- [Your task]: Every line that contains the word "Kelvin" should be copied out.

[Stored data entries]
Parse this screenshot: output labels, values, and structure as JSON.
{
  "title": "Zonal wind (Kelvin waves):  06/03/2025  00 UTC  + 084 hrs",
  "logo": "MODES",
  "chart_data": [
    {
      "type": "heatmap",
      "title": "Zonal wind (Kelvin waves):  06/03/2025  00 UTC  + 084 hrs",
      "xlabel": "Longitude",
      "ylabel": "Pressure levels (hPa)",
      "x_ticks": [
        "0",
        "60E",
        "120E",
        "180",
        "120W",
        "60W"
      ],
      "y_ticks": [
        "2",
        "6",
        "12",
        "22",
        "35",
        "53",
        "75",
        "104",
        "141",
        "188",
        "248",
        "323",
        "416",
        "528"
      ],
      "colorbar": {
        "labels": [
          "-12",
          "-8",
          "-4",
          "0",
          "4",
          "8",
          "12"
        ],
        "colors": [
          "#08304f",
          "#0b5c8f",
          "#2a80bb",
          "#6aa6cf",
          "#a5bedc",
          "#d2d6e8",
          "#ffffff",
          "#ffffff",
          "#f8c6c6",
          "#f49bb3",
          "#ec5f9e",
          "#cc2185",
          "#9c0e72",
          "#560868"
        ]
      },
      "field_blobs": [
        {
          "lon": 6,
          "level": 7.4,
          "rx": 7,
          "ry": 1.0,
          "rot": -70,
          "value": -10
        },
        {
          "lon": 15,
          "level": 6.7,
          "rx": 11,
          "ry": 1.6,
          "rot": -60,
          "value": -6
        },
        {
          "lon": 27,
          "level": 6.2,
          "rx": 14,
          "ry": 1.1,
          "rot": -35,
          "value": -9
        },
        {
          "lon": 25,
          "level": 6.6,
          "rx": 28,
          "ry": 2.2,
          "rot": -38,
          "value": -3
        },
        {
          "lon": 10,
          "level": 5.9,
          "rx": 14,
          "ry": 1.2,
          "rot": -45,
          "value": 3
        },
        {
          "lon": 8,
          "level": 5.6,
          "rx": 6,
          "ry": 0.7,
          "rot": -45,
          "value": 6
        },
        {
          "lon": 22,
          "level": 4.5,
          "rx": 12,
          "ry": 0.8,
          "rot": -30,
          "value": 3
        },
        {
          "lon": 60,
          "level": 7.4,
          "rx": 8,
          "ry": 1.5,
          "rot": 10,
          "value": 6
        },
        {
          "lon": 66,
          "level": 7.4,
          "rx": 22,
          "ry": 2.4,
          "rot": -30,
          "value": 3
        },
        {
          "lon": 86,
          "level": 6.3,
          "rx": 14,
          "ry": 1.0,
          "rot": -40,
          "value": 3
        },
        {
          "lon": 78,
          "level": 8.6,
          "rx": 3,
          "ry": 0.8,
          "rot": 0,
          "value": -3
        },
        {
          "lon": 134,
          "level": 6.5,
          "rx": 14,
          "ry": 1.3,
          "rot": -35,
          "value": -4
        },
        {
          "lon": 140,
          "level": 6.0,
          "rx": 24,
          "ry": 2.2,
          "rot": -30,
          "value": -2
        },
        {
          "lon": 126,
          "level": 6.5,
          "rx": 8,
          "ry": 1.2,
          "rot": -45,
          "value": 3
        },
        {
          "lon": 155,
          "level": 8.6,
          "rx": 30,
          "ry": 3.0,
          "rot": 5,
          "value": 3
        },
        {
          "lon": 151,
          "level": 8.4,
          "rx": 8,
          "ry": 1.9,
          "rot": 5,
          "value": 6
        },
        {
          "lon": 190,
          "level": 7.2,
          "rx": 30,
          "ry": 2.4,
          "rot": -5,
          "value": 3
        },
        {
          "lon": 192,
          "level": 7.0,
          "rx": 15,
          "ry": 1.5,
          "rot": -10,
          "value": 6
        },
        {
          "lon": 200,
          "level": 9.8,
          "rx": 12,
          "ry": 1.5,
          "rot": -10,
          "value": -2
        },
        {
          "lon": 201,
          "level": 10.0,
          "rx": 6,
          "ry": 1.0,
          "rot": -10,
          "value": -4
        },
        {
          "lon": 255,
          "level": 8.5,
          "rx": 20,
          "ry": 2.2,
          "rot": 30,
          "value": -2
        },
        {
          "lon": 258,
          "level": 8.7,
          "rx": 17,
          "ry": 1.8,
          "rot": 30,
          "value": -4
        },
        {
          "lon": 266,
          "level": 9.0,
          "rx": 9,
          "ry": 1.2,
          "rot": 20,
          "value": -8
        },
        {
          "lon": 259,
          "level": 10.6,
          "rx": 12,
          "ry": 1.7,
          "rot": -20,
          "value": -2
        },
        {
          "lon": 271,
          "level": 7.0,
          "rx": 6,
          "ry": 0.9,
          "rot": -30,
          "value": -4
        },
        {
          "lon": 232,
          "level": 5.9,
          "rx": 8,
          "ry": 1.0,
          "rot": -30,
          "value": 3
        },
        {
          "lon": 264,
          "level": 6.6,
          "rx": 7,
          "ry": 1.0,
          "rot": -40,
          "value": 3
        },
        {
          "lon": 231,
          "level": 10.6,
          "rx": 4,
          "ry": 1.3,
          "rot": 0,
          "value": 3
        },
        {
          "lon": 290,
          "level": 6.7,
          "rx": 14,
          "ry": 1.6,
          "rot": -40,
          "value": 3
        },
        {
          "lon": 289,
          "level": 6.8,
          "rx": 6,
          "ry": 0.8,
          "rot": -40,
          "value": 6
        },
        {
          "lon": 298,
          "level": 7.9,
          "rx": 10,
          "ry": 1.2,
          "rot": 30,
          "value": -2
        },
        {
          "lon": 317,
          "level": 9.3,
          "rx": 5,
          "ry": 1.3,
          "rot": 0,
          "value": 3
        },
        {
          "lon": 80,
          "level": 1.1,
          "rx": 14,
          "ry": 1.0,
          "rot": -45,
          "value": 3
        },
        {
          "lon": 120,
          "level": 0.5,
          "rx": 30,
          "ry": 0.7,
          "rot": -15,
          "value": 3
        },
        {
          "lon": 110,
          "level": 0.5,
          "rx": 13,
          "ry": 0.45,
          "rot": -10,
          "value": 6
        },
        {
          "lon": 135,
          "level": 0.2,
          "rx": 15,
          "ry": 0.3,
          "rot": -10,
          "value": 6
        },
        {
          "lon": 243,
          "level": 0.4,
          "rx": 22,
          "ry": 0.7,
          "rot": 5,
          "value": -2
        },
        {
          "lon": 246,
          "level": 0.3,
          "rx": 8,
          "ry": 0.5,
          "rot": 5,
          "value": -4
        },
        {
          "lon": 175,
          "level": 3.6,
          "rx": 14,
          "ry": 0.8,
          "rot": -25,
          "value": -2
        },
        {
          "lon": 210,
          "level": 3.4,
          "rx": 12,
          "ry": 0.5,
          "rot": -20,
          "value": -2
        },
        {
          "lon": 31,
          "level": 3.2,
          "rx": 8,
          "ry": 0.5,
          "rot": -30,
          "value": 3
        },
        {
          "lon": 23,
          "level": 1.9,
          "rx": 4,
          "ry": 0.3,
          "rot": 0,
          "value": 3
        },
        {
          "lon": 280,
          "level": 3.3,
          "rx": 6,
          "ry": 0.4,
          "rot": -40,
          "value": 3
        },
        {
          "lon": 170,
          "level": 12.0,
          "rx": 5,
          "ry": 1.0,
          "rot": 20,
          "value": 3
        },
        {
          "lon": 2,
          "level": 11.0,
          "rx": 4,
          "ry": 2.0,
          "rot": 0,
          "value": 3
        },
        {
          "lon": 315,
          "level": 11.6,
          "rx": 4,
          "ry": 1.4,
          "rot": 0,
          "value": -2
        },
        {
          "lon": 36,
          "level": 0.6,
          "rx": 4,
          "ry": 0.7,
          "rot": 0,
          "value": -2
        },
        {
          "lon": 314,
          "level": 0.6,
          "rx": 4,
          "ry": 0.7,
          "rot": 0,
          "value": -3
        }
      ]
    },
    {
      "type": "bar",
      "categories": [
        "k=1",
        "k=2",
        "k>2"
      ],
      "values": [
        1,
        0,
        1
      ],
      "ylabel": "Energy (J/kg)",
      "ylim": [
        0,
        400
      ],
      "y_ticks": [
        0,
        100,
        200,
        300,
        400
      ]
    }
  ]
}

- [Full response]:
  "title": "Zonal wind (Kelvin waves):  06/03/2025  00 UTC  + 084 hrs",
      "title": "Zonal wind (Kelvin waves):  06/03/2025  00 UTC  + 084 hrs",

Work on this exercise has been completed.